Exercise brief →
Extract each line bearing the word "dans".

++++++++

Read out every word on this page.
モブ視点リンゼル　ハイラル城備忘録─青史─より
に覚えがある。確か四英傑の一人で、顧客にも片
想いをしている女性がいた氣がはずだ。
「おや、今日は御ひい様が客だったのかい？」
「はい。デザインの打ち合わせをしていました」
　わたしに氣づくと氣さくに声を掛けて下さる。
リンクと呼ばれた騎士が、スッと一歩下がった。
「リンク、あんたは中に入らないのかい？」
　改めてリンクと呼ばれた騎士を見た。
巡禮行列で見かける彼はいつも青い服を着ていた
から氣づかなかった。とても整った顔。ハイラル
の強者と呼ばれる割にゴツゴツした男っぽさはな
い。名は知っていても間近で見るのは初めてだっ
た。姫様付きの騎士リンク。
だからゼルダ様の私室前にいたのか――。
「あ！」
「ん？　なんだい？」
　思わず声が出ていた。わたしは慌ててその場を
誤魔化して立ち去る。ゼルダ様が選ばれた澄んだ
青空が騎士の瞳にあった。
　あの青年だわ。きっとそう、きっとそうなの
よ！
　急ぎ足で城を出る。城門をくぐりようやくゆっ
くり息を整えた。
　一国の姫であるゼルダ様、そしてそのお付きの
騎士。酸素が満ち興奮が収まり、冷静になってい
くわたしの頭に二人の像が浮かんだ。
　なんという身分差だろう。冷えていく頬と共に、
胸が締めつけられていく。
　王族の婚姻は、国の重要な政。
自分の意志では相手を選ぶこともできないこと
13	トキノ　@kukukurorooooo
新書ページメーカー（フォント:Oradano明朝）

++++++++

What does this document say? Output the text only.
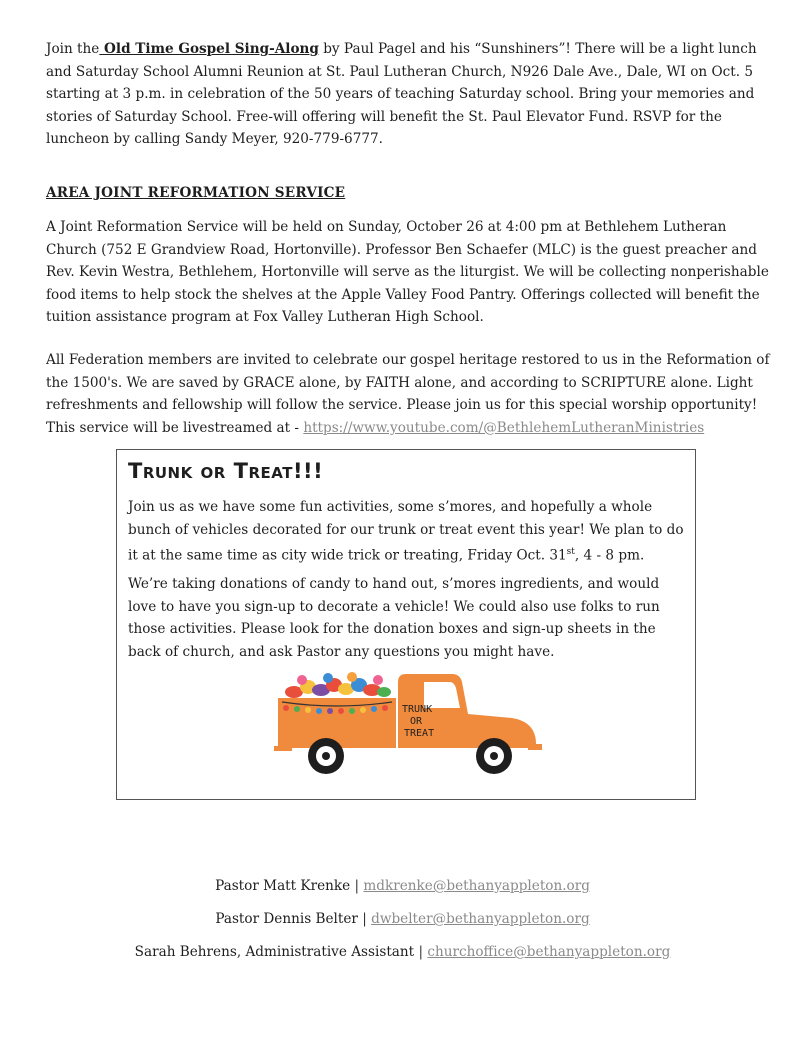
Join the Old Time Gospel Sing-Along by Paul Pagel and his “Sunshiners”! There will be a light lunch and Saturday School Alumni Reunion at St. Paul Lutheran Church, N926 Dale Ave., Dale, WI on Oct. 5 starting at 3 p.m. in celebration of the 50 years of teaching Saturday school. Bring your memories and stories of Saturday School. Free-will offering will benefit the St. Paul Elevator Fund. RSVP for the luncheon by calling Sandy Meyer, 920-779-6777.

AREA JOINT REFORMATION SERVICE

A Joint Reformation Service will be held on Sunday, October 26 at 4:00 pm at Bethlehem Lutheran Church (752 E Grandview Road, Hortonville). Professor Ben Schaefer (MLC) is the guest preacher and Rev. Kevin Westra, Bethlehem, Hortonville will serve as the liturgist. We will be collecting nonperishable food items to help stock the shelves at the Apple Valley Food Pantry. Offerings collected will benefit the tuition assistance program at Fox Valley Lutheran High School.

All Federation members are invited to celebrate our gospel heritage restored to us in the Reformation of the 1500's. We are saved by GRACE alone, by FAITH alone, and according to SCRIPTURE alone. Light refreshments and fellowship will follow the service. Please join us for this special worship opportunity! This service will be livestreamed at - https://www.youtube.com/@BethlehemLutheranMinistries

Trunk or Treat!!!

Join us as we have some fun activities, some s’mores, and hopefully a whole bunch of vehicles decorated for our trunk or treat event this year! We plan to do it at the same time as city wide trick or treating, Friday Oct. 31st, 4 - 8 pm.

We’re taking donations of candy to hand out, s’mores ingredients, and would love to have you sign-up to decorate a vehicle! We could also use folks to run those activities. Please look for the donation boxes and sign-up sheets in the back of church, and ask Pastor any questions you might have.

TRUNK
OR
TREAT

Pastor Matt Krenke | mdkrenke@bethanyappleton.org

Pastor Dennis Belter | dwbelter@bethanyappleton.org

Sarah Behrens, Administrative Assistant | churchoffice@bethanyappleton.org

++++++++

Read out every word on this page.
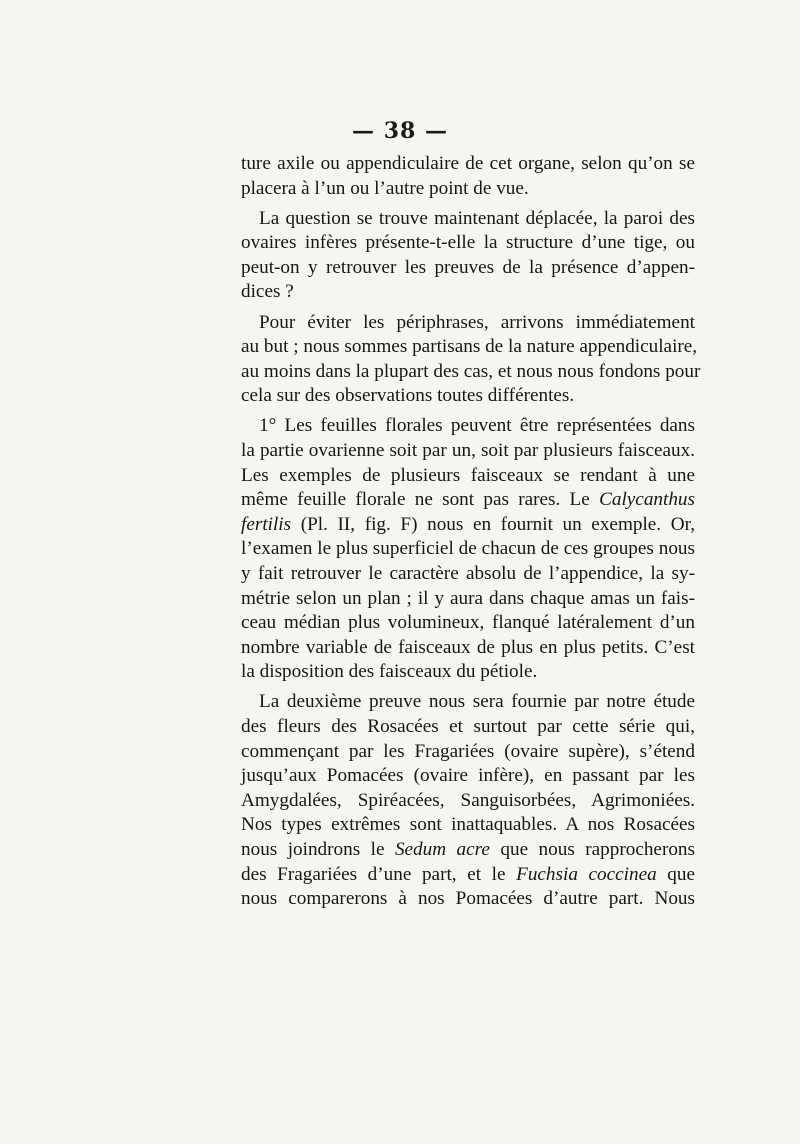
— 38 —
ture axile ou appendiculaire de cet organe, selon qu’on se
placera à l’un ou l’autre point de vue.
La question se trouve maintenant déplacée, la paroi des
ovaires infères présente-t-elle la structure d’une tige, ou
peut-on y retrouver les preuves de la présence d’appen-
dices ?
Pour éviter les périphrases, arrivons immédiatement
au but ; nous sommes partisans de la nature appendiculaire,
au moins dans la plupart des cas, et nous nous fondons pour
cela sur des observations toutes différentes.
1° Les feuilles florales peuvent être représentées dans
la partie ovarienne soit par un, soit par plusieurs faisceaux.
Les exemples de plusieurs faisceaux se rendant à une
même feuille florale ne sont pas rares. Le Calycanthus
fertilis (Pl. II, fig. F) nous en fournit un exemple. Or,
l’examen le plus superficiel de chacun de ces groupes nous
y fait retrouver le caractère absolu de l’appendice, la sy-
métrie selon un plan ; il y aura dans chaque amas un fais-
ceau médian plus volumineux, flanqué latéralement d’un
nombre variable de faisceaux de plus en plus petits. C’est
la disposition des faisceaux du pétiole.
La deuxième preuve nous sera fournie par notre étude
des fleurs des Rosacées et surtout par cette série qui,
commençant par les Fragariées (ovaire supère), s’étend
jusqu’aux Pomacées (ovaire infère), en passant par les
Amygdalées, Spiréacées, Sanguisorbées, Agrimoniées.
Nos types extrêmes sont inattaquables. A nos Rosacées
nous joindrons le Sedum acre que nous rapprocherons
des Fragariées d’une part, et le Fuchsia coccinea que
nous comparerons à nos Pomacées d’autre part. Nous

++++++++

The output →
au moins dans la plupart des cas, et nous nous fondons pour
1° Les feuilles florales peuvent être représentées dans
métrie selon un plan ; il y aura dans chaque amas un fais-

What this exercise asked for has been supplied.